_Task data:_
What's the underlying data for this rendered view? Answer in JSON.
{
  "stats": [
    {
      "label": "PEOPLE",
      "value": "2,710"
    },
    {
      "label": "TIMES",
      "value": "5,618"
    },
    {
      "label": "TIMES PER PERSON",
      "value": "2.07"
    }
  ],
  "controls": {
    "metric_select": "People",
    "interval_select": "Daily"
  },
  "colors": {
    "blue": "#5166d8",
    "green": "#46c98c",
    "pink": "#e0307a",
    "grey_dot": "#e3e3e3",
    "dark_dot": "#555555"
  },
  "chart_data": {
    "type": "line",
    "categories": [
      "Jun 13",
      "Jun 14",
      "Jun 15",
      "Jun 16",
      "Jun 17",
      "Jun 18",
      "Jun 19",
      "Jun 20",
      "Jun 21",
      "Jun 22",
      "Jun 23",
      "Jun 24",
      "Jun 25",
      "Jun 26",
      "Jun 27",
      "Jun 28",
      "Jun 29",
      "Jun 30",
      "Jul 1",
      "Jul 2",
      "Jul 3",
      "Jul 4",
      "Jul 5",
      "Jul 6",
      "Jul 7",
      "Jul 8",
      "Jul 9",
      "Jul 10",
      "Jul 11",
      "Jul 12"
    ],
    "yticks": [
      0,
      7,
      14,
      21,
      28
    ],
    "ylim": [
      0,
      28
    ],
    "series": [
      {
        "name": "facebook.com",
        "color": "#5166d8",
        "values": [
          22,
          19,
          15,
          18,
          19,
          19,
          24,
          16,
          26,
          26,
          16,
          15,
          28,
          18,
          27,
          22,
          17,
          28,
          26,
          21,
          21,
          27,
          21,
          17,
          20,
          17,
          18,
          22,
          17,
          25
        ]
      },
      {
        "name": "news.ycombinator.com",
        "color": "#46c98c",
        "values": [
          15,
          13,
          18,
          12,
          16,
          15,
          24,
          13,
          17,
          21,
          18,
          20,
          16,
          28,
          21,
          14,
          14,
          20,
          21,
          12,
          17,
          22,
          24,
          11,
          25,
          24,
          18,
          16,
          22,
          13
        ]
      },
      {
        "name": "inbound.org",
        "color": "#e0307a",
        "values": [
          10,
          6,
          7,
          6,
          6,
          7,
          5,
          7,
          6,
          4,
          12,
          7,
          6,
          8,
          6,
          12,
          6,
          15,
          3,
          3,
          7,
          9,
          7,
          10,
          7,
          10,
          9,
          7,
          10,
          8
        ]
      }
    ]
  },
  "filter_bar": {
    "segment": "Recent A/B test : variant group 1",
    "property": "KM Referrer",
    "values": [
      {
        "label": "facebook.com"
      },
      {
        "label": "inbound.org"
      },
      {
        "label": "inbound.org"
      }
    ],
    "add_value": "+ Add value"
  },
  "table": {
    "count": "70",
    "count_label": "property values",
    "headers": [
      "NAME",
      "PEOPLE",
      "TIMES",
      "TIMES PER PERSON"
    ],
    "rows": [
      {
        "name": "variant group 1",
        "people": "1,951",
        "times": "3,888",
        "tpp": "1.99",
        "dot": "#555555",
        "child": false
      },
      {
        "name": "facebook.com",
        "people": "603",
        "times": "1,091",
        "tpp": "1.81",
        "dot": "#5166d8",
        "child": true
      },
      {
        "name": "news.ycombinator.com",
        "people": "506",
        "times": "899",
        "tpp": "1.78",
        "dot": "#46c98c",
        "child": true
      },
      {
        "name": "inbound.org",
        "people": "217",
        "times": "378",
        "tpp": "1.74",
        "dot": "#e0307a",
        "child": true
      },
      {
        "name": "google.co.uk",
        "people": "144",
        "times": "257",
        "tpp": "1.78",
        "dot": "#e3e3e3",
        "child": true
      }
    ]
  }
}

_Stated problem:_ Repeat the material in full, exactly as it stands.

_Correct response:_
What's the underlying data for this rendered view? Answer in JSON.
{
  "stats": [
    {
      "label": "PEOPLE",
      "value": "2,710"
    },
    {
      "label": "TIMES",
      "value": "5,618"
    },
    {
      "label": "TIMES PER PERSON",
      "value": "2.07"
    }
  ],
  "controls": {
    "metric_select": "People",
    "interval_select": "Daily"
  },
  "colors": {
    "blue": "#5166d8",
    "green": "#46c98c",
    "pink": "#e0307a",
    "grey_dot": "#e3e3e3",
    "dark_dot": "#555555"
  },
  "chart_data": {
    "type": "line",
    "categories": [
      "Jun 13",
      "Jun 14",
      "Jun 15",
      "Jun 16",
      "Jun 17",
      "Jun 18",
      "Jun 19",
      "Jun 20",
      "Jun 21",
      "Jun 22",
      "Jun 23",
      "Jun 24",
      "Jun 25",
      "Jun 26",
      "Jun 27",
      "Jun 28",
      "Jun 29",
      "Jun 30",
      "Jul 1",
      "Jul 2",
      "Jul 3",
      "Jul 4",
      "Jul 5",
      "Jul 6",
      "Jul 7",
      "Jul 8",
      "Jul 9",
      "Jul 10",
      "Jul 11",
      "Jul 12"
    ],
    "yticks": [
      0,
      7,
      14,
      21,
      28
    ],
    "ylim": [
      0,
      28
    ],
    "series": [
      {
        "name": "facebook.com",
        "color": "#5166d8",
        "values": [
          22,
          19,
          15,
          18,
          19,
          19,
          24,
          16,
          26,
          26,
          16,
          15,
          28,
          18,
          27,
          22,
          17,
          28,
          26,
          21,
          21,
          27,
          21,
          17,
          20,
          17,
          18,
          22,
          17,
          25
        ]
      },
      {
        "name": "news.ycombinator.com",
        "color": "#46c98c",
        "values": [
          15,
          13,
          18,
          12,
          16,
          15,
          24,
          13,
          17,
          21,
          18,
          20,
          16,
          28,
          21,
          14,
          14,
          20,
          21,
          12,
          17,
          22,
          24,
          11,
          25,
          24,
          18,
          16,
          22,
          13
        ]
      },
      {
        "name": "inbound.org",
        "color": "#e0307a",
        "values": [
          10,
          6,
          7,
          6,
          6,
          7,
          5,
          7,
          6,
          4,
          12,
          7,
          6,
          8,
          6,
          12,
          6,
          15,
          3,
          3,
          7,
          9,
          7,
          10,
          7,
          10,
          9,
          7,
          10,
          8
        ]
      }
    ]
  },
  "filter_bar": {
    "segment": "Recent A/B test : variant group 1",
    "property": "KM Referrer",
    "values": [
      {
        "label": "facebook.com"
      },
      {
        "label": "inbound.org"
      },
      {
        "label": "inbound.org"
      }
    ],
    "add_value": "+ Add value"
  },
  "table": {
    "count": "70",
    "count_label": "property values",
    "headers": [
      "NAME",
      "PEOPLE",
      "TIMES",
      "TIMES PER PERSON"
    ],
    "rows": [
      {
        "name": "variant group 1",
        "people": "1,951",
        "times": "3,888",
        "tpp": "1.99",
        "dot": "#555555",
        "child": false
      },
      {
        "name": "facebook.com",
        "people": "603",
        "times": "1,091",
        "tpp": "1.81",
        "dot": "#5166d8",
        "child": true
      },
      {
        "name": "news.ycombinator.com",
        "people": "506",
        "times": "899",
        "tpp": "1.78",
        "dot": "#46c98c",
        "child": true
      },
      {
        "name": "inbound.org",
        "people": "217",
        "times": "378",
        "tpp": "1.74",
        "dot": "#e0307a",
        "child": true
      },
      {
        "name": "google.co.uk",
        "people": "144",
        "times": "257",
        "tpp": "1.78",
        "dot": "#e3e3e3",
        "child": true
      }
    ]
  }
}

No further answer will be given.